(Data entries)
== == ==

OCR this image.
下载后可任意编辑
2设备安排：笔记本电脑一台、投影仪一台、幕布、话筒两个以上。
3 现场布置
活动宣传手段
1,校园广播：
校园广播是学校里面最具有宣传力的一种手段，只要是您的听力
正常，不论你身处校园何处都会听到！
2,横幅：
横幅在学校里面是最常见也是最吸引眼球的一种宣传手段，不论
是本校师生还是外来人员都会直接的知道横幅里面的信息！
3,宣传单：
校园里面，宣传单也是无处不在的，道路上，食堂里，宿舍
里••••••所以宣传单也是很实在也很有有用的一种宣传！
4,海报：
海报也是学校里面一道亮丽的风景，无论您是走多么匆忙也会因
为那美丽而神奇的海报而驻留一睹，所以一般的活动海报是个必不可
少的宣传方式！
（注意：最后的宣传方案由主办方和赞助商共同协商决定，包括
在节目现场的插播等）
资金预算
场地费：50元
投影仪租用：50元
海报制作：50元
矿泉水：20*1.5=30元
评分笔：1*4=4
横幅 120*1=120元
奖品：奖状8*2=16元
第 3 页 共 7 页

== == ==

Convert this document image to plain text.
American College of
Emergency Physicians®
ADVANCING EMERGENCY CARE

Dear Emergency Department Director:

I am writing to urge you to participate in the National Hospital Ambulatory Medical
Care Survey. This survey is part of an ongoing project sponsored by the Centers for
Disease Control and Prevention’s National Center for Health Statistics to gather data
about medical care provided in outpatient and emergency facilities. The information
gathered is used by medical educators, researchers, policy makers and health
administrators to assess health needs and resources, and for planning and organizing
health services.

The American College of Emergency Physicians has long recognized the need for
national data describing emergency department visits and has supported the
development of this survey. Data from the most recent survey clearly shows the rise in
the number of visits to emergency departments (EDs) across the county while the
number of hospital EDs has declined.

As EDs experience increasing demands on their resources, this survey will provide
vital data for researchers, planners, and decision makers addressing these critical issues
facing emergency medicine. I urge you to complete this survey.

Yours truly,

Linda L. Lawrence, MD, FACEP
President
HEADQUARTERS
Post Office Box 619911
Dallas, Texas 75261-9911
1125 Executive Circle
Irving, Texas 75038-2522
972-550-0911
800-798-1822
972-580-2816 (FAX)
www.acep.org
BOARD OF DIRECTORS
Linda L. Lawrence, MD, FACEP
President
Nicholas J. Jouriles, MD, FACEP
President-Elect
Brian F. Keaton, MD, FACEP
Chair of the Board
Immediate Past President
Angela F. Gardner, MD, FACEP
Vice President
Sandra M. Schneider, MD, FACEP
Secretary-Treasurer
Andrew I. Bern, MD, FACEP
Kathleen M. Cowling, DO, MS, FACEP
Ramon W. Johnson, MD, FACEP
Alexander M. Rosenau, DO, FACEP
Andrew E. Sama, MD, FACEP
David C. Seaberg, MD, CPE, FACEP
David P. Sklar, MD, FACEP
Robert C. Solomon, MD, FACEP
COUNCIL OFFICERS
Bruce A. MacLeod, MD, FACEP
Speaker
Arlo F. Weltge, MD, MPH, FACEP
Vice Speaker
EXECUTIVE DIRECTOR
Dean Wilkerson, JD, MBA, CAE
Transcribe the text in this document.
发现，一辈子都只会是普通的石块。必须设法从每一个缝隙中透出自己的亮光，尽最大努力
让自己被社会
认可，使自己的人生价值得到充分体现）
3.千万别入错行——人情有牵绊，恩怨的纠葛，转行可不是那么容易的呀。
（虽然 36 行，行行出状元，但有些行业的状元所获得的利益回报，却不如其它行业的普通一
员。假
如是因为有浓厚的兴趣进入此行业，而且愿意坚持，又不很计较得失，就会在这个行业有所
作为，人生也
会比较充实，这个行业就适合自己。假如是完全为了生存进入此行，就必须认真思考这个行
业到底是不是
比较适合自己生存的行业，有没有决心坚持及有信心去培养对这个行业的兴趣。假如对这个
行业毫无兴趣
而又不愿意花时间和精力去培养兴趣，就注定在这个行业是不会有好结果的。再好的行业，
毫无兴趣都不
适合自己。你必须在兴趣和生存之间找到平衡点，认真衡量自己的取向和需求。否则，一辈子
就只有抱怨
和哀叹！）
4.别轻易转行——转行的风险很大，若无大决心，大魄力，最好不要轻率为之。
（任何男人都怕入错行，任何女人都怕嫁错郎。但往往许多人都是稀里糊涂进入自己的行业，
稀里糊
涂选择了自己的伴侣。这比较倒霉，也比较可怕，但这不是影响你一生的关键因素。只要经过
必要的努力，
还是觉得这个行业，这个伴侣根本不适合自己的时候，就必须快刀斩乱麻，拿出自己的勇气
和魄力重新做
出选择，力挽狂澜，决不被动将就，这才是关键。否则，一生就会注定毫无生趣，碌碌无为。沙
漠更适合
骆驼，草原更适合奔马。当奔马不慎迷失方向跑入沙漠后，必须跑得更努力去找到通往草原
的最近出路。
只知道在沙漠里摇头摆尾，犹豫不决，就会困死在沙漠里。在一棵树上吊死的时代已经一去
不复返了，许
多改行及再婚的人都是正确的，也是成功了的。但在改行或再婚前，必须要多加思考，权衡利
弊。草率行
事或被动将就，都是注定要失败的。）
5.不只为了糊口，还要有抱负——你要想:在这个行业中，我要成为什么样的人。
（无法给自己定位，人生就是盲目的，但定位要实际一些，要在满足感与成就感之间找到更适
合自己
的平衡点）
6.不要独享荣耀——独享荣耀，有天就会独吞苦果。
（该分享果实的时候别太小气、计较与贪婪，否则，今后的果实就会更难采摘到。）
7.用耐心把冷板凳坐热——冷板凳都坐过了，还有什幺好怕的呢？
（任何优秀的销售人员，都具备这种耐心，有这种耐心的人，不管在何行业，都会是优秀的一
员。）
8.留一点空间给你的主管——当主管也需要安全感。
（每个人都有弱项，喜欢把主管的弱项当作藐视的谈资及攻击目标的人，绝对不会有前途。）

== == ==

## Aim
Extract every line that has the string "urge" in it.

## Final result
I am writing to urge you to participate in the National Hospital Ambulatory Medical
facing emergency medicine. I urge you to complete this survey.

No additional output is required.